▼

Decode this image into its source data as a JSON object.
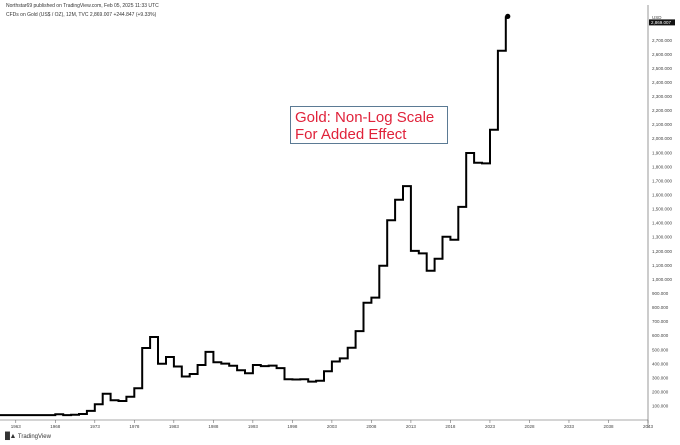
{
  "header": {
    "publisher": "Northstar69 published on TradingView.com, Feb 05, 2025 11:33 UTC",
    "symbol": "CFDs on Gold (US$ / OZ), 12M, TVC  2,869.007  +244.847 (+9.33%)"
  },
  "annotation": {
    "line1": "Gold: Non-Log Scale",
    "line2": "For Added Effect"
  },
  "footer": {
    "brand": "TradingView"
  },
  "price_tag": "2,869.007",
  "chart_data": {
    "type": "line",
    "step": true,
    "title": "",
    "currency_label": "USD",
    "x_ticks": [
      "1963",
      "1968",
      "1973",
      "1978",
      "1983",
      "1988",
      "1993",
      "1998",
      "2003",
      "2008",
      "2013",
      "2018",
      "2023",
      "2028",
      "2033",
      "2038",
      "2043"
    ],
    "y_ticks": [
      "100.000",
      "200.000",
      "300.000",
      "400.000",
      "500.000",
      "600.000",
      "700.000",
      "800.000",
      "900.000",
      "1,000.000",
      "1,100.000",
      "1,200.000",
      "1,300.000",
      "1,400.000",
      "1,500.000",
      "1,600.000",
      "1,700.000",
      "1,800.000",
      "1,900.000",
      "2,000.000",
      "2,100.000",
      "2,200.000",
      "2,300.000",
      "2,400.000",
      "2,500.000",
      "2,600.000",
      "2,700.000"
    ],
    "xlim": [
      1961,
      2043
    ],
    "ylim": [
      0,
      2950
    ],
    "series": [
      {
        "x": [
          1961,
          1962,
          1963,
          1964,
          1965,
          1966,
          1967,
          1968,
          1969,
          1970,
          1971,
          1972,
          1973,
          1974,
          1975,
          1976,
          1977,
          1978,
          1979,
          1980,
          1981,
          1982,
          1983,
          1984,
          1985,
          1986,
          1987,
          1988,
          1989,
          1990,
          1991,
          1992,
          1993,
          1994,
          1995,
          1996,
          1997,
          1998,
          1999,
          2000,
          2001,
          2002,
          2003,
          2004,
          2005,
          2006,
          2007,
          2008,
          2009,
          2010,
          2011,
          2012,
          2013,
          2014,
          2015,
          2016,
          2017,
          2018,
          2019,
          2020,
          2021,
          2022,
          2023,
          2024,
          2025
        ],
        "y": [
          35,
          35,
          35,
          35,
          35,
          35,
          35,
          41,
          35,
          37,
          43,
          65,
          112,
          186,
          140,
          135,
          165,
          226,
          512,
          590,
          400,
          448,
          380,
          309,
          327,
          391,
          484,
          410,
          401,
          386,
          353,
          333,
          391,
          383,
          387,
          369,
          290,
          288,
          290,
          273,
          279,
          347,
          416,
          438,
          513,
          632,
          834,
          870,
          1097,
          1420,
          1565,
          1663,
          1202,
          1184,
          1061,
          1146,
          1302,
          1282,
          1515,
          1898,
          1829,
          1824,
          2063,
          2625,
          2869
        ]
      }
    ]
  }
}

▲

» WHAT YOU WILL DO:
Pictures stay out; repeat all the rest of the records exactly.

» RESULT BELOW:
Decode this image into its source data as a JSON object.
{
  "header": {
    "publisher": "Northstar69 published on TradingView.com, Feb 05, 2025 11:33 UTC",
    "symbol": "CFDs on Gold (US$ / OZ), 12M, TVC  2,869.007  +244.847 (+9.33%)"
  },
  "annotation": {
    "line1": "Gold: Non-Log Scale",
    "line2": "For Added Effect"
  },
  "footer": {
    "brand": "TradingView"
  },
  "price_tag": "2,869.007",
  "chart_data": {
    "type": "line",
    "step": true,
    "title": "",
    "currency_label": "USD",
    "x_ticks": [
      "1963",
      "1968",
      "1973",
      "1978",
      "1983",
      "1988",
      "1993",
      "1998",
      "2003",
      "2008",
      "2013",
      "2018",
      "2023",
      "2028",
      "2033",
      "2038",
      "2043"
    ],
    "y_ticks": [
      "100.000",
      "200.000",
      "300.000",
      "400.000",
      "500.000",
      "600.000",
      "700.000",
      "800.000",
      "900.000",
      "1,000.000",
      "1,100.000",
      "1,200.000",
      "1,300.000",
      "1,400.000",
      "1,500.000",
      "1,600.000",
      "1,700.000",
      "1,800.000",
      "1,900.000",
      "2,000.000",
      "2,100.000",
      "2,200.000",
      "2,300.000",
      "2,400.000",
      "2,500.000",
      "2,600.000",
      "2,700.000"
    ],
    "xlim": [
      1961,
      2043
    ],
    "ylim": [
      0,
      2950
    ],
    "series": [
      {
        "x": [
          1961,
          1962,
          1963,
          1964,
          1965,
          1966,
          1967,
          1968,
          1969,
          1970,
          1971,
          1972,
          1973,
          1974,
          1975,
          1976,
          1977,
          1978,
          1979,
          1980,
          1981,
          1982,
          1983,
          1984,
          1985,
          1986,
          1987,
          1988,
          1989,
          1990,
          1991,
          1992,
          1993,
          1994,
          1995,
          1996,
          1997,
          1998,
          1999,
          2000,
          2001,
          2002,
          2003,
          2004,
          2005,
          2006,
          2007,
          2008,
          2009,
          2010,
          2011,
          2012,
          2013,
          2014,
          2015,
          2016,
          2017,
          2018,
          2019,
          2020,
          2021,
          2022,
          2023,
          2024,
          2025
        ],
        "y": [
          35,
          35,
          35,
          35,
          35,
          35,
          35,
          41,
          35,
          37,
          43,
          65,
          112,
          186,
          140,
          135,
          165,
          226,
          512,
          590,
          400,
          448,
          380,
          309,
          327,
          391,
          484,
          410,
          401,
          386,
          353,
          333,
          391,
          383,
          387,
          369,
          290,
          288,
          290,
          273,
          279,
          347,
          416,
          438,
          513,
          632,
          834,
          870,
          1097,
          1420,
          1565,
          1663,
          1202,
          1184,
          1061,
          1146,
          1302,
          1282,
          1515,
          1898,
          1829,
          1824,
          2063,
          2625,
          2869
        ]
      }
    ]
  }
}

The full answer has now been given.